» WHAT IS BEING ASKED: Give the number of lines that contain the string "Mask", and nothing else.

__________________________________________________

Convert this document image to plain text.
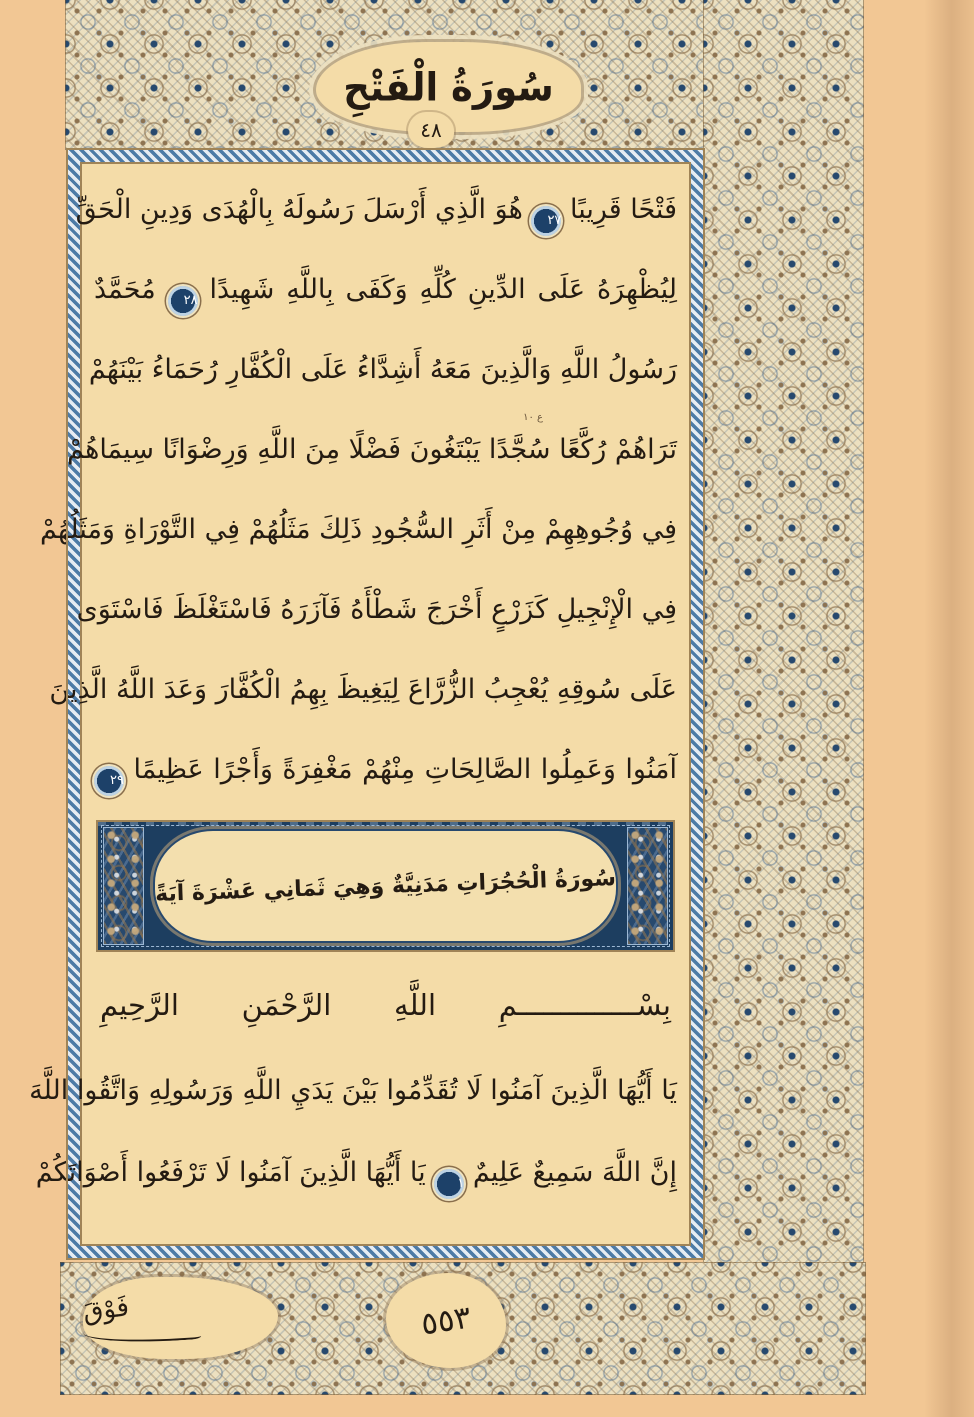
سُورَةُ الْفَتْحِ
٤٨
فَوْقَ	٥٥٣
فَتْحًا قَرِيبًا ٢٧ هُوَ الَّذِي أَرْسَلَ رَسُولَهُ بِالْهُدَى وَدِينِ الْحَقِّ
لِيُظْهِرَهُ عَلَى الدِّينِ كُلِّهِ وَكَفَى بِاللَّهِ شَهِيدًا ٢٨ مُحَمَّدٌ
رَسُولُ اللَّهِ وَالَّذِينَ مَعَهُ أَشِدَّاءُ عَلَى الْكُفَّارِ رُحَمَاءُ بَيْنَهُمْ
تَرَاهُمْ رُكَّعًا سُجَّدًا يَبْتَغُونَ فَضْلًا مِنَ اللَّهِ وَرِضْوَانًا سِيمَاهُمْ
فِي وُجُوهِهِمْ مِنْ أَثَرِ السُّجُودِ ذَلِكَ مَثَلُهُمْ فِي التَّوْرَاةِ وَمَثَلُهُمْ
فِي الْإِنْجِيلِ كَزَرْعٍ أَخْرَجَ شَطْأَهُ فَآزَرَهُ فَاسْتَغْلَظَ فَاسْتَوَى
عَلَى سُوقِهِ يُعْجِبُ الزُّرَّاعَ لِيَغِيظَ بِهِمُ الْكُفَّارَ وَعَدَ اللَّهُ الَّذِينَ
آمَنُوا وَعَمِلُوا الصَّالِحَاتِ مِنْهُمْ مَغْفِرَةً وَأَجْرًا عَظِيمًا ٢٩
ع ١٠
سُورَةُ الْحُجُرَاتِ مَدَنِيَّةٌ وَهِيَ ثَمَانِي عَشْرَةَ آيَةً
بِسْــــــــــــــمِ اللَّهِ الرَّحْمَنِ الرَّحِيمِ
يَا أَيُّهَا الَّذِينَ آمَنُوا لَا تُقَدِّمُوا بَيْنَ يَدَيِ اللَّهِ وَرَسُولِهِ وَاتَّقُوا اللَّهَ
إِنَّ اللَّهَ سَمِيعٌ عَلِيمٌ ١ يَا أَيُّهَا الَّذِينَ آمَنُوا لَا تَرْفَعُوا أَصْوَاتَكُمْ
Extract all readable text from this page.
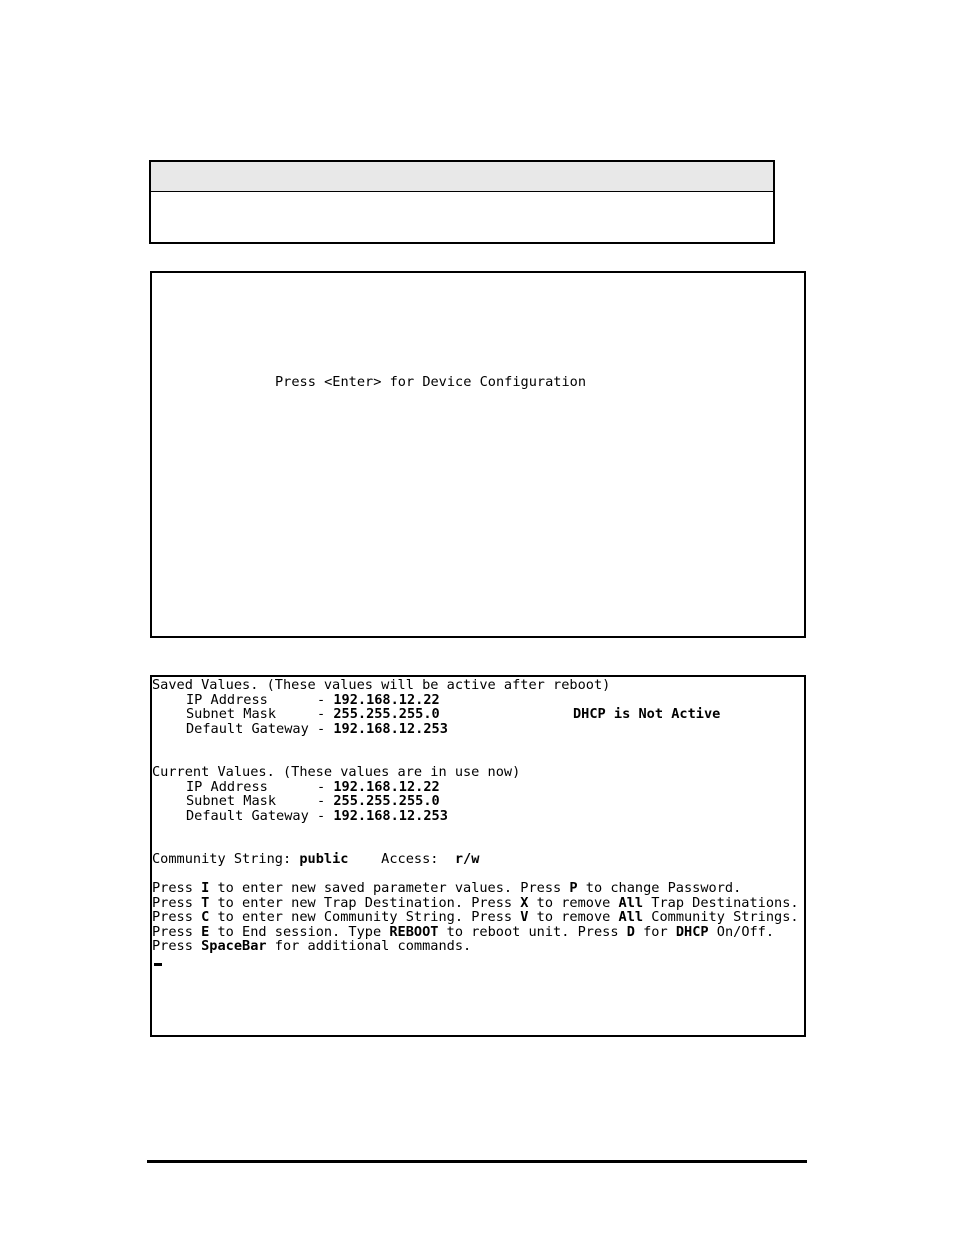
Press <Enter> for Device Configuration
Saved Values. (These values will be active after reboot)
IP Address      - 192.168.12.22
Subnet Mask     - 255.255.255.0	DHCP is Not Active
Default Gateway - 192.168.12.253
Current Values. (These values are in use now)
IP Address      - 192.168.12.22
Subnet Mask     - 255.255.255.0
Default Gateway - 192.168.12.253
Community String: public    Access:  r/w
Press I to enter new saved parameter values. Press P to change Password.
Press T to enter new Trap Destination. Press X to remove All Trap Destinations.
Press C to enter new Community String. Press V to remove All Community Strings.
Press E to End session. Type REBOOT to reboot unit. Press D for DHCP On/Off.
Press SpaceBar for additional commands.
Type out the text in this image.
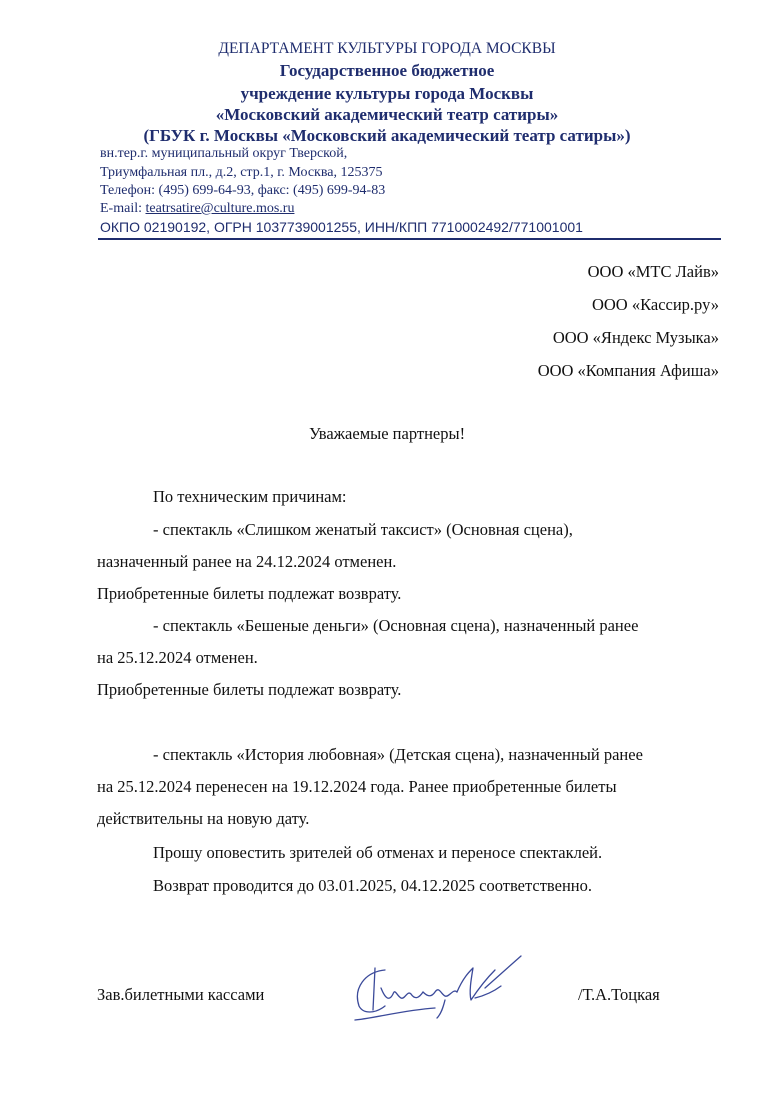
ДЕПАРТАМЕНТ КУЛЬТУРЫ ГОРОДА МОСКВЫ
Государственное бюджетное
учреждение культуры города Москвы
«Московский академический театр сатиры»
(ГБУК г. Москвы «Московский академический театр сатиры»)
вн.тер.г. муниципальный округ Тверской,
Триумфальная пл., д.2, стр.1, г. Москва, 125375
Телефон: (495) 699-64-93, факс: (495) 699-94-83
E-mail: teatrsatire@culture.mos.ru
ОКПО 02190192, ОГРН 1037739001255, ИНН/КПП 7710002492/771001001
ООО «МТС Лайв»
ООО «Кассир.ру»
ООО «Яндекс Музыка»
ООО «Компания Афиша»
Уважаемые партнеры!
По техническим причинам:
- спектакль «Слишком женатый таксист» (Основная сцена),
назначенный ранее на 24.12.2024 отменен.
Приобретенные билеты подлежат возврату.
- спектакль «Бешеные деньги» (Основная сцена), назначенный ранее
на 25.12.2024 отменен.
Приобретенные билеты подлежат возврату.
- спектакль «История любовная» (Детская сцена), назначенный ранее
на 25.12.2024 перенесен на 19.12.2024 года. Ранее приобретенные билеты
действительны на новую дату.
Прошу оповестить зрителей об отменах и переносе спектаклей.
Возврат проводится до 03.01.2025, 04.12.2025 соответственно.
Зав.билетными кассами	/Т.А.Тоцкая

__________________________________________________

» RESULT: 2